## SET PROBLEM
Repeat the material exactly, leaving nothing out.

## WORKING DATA
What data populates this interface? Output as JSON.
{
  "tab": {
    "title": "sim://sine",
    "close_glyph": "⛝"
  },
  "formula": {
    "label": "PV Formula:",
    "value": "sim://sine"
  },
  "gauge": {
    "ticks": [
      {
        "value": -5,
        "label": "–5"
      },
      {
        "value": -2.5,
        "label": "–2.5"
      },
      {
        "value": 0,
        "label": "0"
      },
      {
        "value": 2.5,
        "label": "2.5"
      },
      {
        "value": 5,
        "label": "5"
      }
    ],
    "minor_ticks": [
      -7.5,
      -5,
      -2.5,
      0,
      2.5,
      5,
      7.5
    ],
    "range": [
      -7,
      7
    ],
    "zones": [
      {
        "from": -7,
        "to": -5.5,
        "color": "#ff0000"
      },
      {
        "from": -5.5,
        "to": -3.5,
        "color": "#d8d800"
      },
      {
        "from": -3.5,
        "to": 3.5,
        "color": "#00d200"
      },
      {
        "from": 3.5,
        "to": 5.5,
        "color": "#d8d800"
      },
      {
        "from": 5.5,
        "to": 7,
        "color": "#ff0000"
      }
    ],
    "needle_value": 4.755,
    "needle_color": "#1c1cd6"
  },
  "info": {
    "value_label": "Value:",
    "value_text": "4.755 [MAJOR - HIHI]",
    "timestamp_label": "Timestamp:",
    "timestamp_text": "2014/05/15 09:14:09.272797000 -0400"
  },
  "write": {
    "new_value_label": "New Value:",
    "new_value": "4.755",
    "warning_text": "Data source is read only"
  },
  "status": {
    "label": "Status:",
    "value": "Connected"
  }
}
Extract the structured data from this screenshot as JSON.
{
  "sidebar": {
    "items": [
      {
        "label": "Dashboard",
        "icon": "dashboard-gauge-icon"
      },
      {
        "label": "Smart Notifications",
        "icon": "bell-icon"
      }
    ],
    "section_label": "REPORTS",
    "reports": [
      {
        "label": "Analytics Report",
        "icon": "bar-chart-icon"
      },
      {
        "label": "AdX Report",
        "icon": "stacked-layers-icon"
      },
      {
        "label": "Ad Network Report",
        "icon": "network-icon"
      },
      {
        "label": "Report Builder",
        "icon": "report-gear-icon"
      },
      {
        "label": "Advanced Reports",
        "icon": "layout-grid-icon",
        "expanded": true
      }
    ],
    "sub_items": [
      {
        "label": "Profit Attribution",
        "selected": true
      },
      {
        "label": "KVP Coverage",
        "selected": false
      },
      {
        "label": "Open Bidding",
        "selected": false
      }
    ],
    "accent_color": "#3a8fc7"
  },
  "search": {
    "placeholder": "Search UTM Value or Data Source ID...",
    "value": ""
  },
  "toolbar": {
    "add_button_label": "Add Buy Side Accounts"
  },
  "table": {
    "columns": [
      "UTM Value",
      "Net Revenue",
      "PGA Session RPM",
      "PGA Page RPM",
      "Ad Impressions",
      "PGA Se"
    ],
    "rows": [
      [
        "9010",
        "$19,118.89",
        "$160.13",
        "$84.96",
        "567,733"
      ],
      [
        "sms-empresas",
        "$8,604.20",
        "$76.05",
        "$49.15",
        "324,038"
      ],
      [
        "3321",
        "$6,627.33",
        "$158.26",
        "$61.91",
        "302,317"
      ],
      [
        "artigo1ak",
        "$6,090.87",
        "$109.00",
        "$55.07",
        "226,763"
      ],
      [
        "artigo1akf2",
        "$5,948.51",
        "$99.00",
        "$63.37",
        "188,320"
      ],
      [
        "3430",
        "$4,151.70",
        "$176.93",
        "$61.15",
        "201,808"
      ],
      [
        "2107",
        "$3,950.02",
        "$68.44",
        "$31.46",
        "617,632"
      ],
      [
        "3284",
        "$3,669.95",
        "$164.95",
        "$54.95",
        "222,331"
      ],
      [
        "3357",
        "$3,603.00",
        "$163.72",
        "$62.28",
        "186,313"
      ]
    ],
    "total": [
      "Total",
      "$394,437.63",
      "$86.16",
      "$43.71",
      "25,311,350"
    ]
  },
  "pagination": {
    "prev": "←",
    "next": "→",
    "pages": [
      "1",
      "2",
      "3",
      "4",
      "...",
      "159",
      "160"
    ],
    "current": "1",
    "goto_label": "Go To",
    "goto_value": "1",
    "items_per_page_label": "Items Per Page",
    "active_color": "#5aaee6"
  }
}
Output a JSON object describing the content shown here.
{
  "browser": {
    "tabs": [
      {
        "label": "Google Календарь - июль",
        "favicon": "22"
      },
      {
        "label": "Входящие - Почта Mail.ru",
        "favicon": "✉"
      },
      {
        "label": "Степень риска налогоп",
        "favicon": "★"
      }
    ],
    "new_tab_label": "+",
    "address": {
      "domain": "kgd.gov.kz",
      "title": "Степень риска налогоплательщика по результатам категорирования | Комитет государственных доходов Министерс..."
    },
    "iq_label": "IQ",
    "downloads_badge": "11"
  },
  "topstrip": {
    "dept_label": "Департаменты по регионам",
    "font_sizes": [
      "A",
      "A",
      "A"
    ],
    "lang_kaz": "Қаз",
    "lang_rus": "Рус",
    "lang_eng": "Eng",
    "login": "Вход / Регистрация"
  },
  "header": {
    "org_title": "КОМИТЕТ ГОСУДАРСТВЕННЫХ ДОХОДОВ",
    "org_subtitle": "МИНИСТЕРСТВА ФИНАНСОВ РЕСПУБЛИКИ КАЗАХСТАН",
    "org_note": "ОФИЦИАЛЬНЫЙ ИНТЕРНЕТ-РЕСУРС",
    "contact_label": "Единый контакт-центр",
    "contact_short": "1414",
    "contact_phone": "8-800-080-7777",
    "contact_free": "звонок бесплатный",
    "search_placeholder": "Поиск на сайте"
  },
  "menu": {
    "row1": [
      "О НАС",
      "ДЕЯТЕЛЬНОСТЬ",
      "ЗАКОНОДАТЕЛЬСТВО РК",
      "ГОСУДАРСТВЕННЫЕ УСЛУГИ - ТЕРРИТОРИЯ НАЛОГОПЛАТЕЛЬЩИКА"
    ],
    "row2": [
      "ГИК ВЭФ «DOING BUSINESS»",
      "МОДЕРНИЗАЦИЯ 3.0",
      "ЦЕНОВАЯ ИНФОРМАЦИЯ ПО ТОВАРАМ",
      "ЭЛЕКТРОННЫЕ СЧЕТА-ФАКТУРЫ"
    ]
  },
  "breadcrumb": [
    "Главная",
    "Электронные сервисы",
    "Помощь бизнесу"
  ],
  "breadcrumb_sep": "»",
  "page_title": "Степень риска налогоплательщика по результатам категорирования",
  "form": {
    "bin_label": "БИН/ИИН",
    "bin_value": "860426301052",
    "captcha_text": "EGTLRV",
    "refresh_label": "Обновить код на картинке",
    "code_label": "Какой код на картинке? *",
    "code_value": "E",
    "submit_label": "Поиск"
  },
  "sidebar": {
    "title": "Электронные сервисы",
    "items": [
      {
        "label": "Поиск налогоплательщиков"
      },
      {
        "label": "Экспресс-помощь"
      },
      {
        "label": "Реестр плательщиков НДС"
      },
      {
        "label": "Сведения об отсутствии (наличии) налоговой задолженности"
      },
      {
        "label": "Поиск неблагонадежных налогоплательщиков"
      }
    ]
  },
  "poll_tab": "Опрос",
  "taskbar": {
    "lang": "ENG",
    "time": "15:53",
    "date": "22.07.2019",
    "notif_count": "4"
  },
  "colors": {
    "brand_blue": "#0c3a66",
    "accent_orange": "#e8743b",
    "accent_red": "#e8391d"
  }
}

## FINISHED ANSWER
What data populates this interface? Output as JSON.
{
  "tab": {
    "title": "sim://sine",
    "close_glyph": "⛝"
  },
  "formula": {
    "label": "PV Formula:",
    "value": "sim://sine"
  },
  "gauge": {
    "ticks": [
      {
        "value": -5,
        "label": "–5"
      },
      {
        "value": -2.5,
        "label": "–2.5"
      },
      {
        "value": 0,
        "label": "0"
      },
      {
        "value": 2.5,
        "label": "2.5"
      },
      {
        "value": 5,
        "label": "5"
      }
    ],
    "minor_ticks": [
      -7.5,
      -5,
      -2.5,
      0,
      2.5,
      5,
      7.5
    ],
    "range": [
      -7,
      7
    ],
    "zones": [
      {
        "from": -7,
        "to": -5.5,
        "color": "#ff0000"
      },
      {
        "from": -5.5,
        "to": -3.5,
        "color": "#d8d800"
      },
      {
        "from": -3.5,
        "to": 3.5,
        "color": "#00d200"
      },
      {
        "from": 3.5,
        "to": 5.5,
        "color": "#d8d800"
      },
      {
        "from": 5.5,
        "to": 7,
        "color": "#ff0000"
      }
    ],
    "needle_value": 4.755,
    "needle_color": "#1c1cd6"
  },
  "info": {
    "value_label": "Value:",
    "value_text": "4.755 [MAJOR - HIHI]",
    "timestamp_label": "Timestamp:",
    "timestamp_text": "2014/05/15 09:14:09.272797000 -0400"
  },
  "write": {
    "new_value_label": "New Value:",
    "new_value": "4.755",
    "warning_text": "Data source is read only"
  },
  "status": {
    "label": "Status:",
    "value": "Connected"
  }
}
Extract the structured data from this screenshot as JSON.
{
  "sidebar": {
    "items": [
      {
        "label": "Dashboard",
        "icon": "dashboard-gauge-icon"
      },
      {
        "label": "Smart Notifications",
        "icon": "bell-icon"
      }
    ],
    "section_label": "REPORTS",
    "reports": [
      {
        "label": "Analytics Report",
        "icon": "bar-chart-icon"
      },
      {
        "label": "AdX Report",
        "icon": "stacked-layers-icon"
      },
      {
        "label": "Ad Network Report",
        "icon": "network-icon"
      },
      {
        "label": "Report Builder",
        "icon": "report-gear-icon"
      },
      {
        "label": "Advanced Reports",
        "icon": "layout-grid-icon",
        "expanded": true
      }
    ],
    "sub_items": [
      {
        "label": "Profit Attribution",
        "selected": true
      },
      {
        "label": "KVP Coverage",
        "selected": false
      },
      {
        "label": "Open Bidding",
        "selected": false
      }
    ],
    "accent_color": "#3a8fc7"
  },
  "search": {
    "placeholder": "Search UTM Value or Data Source ID...",
    "value": ""
  },
  "toolbar": {
    "add_button_label": "Add Buy Side Accounts"
  },
  "table": {
    "columns": [
      "UTM Value",
      "Net Revenue",
      "PGA Session RPM",
      "PGA Page RPM",
      "Ad Impressions",
      "PGA Se"
    ],
    "rows": [
      [
        "9010",
        "$19,118.89",
        "$160.13",
        "$84.96",
        "567,733"
      ],
      [
        "sms-empresas",
        "$8,604.20",
        "$76.05",
        "$49.15",
        "324,038"
      ],
      [
        "3321",
        "$6,627.33",
        "$158.26",
        "$61.91",
        "302,317"
      ],
      [
        "artigo1ak",
        "$6,090.87",
        "$109.00",
        "$55.07",
        "226,763"
      ],
      [
        "artigo1akf2",
        "$5,948.51",
        "$99.00",
        "$63.37",
        "188,320"
      ],
      [
        "3430",
        "$4,151.70",
        "$176.93",
        "$61.15",
        "201,808"
      ],
      [
        "2107",
        "$3,950.02",
        "$68.44",
        "$31.46",
        "617,632"
      ],
      [
        "3284",
        "$3,669.95",
        "$164.95",
        "$54.95",
        "222,331"
      ],
      [
        "3357",
        "$3,603.00",
        "$163.72",
        "$62.28",
        "186,313"
      ]
    ],
    "total": [
      "Total",
      "$394,437.63",
      "$86.16",
      "$43.71",
      "25,311,350"
    ]
  },
  "pagination": {
    "prev": "←",
    "next": "→",
    "pages": [
      "1",
      "2",
      "3",
      "4",
      "...",
      "159",
      "160"
    ],
    "current": "1",
    "goto_label": "Go To",
    "goto_value": "1",
    "items_per_page_label": "Items Per Page",
    "active_color": "#5aaee6"
  }
}
Output a JSON object describing the content shown here.
{
  "browser": {
    "tabs": [
      {
        "label": "Google Календарь - июль",
        "favicon": "22"
      },
      {
        "label": "Входящие - Почта Mail.ru",
        "favicon": "✉"
      },
      {
        "label": "Степень риска налогоп",
        "favicon": "★"
      }
    ],
    "new_tab_label": "+",
    "address": {
      "domain": "kgd.gov.kz",
      "title": "Степень риска налогоплательщика по результатам категорирования | Комитет государственных доходов Министерс..."
    },
    "iq_label": "IQ",
    "downloads_badge": "11"
  },
  "topstrip": {
    "dept_label": "Департаменты по регионам",
    "font_sizes": [
      "A",
      "A",
      "A"
    ],
    "lang_kaz": "Қаз",
    "lang_rus": "Рус",
    "lang_eng": "Eng",
    "login": "Вход / Регистрация"
  },
  "header": {
    "org_title": "КОМИТЕТ ГОСУДАРСТВЕННЫХ ДОХОДОВ",
    "org_subtitle": "МИНИСТЕРСТВА ФИНАНСОВ РЕСПУБЛИКИ КАЗАХСТАН",
    "org_note": "ОФИЦИАЛЬНЫЙ ИНТЕРНЕТ-РЕСУРС",
    "contact_label": "Единый контакт-центр",
    "contact_short": "1414",
    "contact_phone": "8-800-080-7777",
    "contact_free": "звонок бесплатный",
    "search_placeholder": "Поиск на сайте"
  },
  "menu": {
    "row1": [
      "О НАС",
      "ДЕЯТЕЛЬНОСТЬ",
      "ЗАКОНОДАТЕЛЬСТВО РК",
      "ГОСУДАРСТВЕННЫЕ УСЛУГИ - ТЕРРИТОРИЯ НАЛОГОПЛАТЕЛЬЩИКА"
    ],
    "row2": [
      "ГИК ВЭФ «DOING BUSINESS»",
      "МОДЕРНИЗАЦИЯ 3.0",
      "ЦЕНОВАЯ ИНФОРМАЦИЯ ПО ТОВАРАМ",
      "ЭЛЕКТРОННЫЕ СЧЕТА-ФАКТУРЫ"
    ]
  },
  "breadcrumb": [
    "Главная",
    "Электронные сервисы",
    "Помощь бизнесу"
  ],
  "breadcrumb_sep": "»",
  "page_title": "Степень риска налогоплательщика по результатам категорирования",
  "form": {
    "bin_label": "БИН/ИИН",
    "bin_value": "860426301052",
    "captcha_text": "EGTLRV",
    "refresh_label": "Обновить код на картинке",
    "code_label": "Какой код на картинке? *",
    "code_value": "E",
    "submit_label": "Поиск"
  },
  "sidebar": {
    "title": "Электронные сервисы",
    "items": [
      {
        "label": "Поиск налогоплательщиков"
      },
      {
        "label": "Экспресс-помощь"
      },
      {
        "label": "Реестр плательщиков НДС"
      },
      {
        "label": "Сведения об отсутствии (наличии) налоговой задолженности"
      },
      {
        "label": "Поиск неблагонадежных налогоплательщиков"
      }
    ]
  },
  "poll_tab": "Опрос",
  "taskbar": {
    "lang": "ENG",
    "time": "15:53",
    "date": "22.07.2019",
    "notif_count": "4"
  },
  "colors": {
    "brand_blue": "#0c3a66",
    "accent_orange": "#e8743b",
    "accent_red": "#e8391d"
  }
}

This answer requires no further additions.